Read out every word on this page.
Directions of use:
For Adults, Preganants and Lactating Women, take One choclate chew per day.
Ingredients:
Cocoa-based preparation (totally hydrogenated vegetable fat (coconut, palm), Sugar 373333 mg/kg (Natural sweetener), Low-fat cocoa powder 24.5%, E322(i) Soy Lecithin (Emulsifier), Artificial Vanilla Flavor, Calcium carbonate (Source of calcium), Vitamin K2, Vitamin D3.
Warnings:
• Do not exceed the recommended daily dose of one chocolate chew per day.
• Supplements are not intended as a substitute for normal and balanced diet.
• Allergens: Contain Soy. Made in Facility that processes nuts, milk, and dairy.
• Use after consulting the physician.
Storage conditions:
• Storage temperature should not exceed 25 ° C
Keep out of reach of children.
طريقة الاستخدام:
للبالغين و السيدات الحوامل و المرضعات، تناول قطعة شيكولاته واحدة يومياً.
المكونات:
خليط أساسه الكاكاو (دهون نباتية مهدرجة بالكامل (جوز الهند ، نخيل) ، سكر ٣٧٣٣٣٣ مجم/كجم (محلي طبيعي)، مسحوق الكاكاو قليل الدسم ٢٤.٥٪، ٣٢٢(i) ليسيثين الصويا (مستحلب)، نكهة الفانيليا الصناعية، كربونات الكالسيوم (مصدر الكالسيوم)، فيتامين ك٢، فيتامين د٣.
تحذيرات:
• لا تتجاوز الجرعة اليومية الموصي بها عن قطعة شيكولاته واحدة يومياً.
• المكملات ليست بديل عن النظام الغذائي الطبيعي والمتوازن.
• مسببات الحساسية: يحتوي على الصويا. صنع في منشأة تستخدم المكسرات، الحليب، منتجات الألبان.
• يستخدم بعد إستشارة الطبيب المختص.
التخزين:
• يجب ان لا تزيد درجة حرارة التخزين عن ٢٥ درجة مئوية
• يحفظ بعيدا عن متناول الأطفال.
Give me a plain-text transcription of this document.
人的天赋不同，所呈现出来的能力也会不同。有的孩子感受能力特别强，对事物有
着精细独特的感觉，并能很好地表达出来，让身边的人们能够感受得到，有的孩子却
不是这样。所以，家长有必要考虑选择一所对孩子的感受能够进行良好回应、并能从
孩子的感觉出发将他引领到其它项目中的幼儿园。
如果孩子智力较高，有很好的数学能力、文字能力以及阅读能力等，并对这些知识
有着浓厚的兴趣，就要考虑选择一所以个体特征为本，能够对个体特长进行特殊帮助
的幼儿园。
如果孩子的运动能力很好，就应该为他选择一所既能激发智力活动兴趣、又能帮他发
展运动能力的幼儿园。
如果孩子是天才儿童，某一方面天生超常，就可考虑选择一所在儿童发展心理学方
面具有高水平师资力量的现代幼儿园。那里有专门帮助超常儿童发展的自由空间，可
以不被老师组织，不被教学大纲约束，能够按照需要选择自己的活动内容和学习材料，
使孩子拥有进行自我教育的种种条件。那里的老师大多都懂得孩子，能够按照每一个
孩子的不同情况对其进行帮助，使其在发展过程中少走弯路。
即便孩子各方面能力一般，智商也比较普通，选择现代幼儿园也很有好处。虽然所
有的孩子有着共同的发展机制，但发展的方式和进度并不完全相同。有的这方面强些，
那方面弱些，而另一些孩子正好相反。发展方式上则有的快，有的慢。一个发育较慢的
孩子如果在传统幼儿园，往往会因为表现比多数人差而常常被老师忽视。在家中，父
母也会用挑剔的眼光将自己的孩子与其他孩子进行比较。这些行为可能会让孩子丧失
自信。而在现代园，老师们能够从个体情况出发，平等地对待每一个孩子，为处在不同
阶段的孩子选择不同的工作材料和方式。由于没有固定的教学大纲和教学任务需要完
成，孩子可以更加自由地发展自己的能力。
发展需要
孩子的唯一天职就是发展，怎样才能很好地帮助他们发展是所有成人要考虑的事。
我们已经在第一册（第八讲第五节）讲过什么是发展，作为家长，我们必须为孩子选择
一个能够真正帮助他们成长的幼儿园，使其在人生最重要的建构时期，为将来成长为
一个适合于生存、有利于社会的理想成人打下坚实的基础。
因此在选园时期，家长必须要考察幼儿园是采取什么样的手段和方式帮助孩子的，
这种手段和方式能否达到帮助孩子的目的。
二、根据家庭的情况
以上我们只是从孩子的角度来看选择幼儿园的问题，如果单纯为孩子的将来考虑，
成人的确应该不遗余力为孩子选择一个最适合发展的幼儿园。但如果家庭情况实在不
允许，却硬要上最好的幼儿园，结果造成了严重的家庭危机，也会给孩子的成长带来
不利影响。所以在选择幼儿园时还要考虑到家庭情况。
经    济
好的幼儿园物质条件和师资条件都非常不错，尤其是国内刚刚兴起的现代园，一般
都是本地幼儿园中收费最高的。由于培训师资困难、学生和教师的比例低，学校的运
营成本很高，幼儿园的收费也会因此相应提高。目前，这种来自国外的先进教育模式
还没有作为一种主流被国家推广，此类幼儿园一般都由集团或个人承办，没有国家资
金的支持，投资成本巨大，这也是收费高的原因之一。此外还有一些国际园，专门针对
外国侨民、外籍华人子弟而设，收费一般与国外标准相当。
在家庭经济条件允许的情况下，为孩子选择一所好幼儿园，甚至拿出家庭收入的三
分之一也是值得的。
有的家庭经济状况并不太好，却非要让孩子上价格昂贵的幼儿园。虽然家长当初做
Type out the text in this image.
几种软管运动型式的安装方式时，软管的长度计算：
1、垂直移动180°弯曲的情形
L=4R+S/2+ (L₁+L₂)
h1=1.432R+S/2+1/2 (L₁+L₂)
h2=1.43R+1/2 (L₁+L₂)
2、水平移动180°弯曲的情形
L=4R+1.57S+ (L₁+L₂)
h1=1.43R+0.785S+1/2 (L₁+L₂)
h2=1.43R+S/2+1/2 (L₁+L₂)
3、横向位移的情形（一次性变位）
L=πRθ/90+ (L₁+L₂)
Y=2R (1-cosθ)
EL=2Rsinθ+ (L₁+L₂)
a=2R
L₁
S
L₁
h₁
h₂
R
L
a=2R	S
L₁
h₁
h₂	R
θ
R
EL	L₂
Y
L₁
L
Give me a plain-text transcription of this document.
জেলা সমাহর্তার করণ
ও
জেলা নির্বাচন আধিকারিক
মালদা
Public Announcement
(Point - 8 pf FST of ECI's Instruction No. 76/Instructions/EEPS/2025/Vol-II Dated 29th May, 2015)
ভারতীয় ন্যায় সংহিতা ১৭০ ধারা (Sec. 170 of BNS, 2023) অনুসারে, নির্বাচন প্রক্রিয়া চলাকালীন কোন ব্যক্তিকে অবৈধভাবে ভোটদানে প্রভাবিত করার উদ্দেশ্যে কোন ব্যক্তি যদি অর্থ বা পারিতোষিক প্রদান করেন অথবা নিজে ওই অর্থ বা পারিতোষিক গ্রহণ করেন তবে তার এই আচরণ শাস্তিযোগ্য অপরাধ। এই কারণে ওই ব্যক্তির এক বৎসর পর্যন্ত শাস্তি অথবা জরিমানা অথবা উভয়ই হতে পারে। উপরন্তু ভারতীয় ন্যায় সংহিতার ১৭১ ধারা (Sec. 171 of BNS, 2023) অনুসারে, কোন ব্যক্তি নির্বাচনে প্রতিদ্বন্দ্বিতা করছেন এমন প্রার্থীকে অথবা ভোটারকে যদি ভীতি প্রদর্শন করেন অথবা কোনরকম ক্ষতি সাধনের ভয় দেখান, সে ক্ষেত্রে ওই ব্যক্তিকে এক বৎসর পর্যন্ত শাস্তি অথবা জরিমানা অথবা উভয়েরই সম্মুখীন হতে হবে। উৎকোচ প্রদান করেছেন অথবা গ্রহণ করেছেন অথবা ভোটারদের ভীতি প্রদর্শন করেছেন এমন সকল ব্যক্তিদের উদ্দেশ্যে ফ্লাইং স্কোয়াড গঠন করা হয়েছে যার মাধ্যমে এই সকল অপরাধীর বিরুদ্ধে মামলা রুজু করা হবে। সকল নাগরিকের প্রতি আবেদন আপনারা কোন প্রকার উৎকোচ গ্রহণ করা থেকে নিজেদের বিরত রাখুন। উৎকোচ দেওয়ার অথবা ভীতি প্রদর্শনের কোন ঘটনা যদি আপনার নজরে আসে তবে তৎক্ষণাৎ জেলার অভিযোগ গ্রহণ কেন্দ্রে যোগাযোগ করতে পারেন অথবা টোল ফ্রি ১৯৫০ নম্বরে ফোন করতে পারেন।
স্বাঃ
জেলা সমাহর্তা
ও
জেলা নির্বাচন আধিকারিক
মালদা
========================================================================
**Task directions:**
Set out every line from the material that contains the string "واحدة".

**Solution to this problem:**
للبالغين و السيدات الحوامل و المرضعات، تناول قطعة شيكولاته واحدة يومياً.
• لا تتجاوز الجرعة اليومية الموصي بها عن قطعة شيكولاته واحدة يومياً.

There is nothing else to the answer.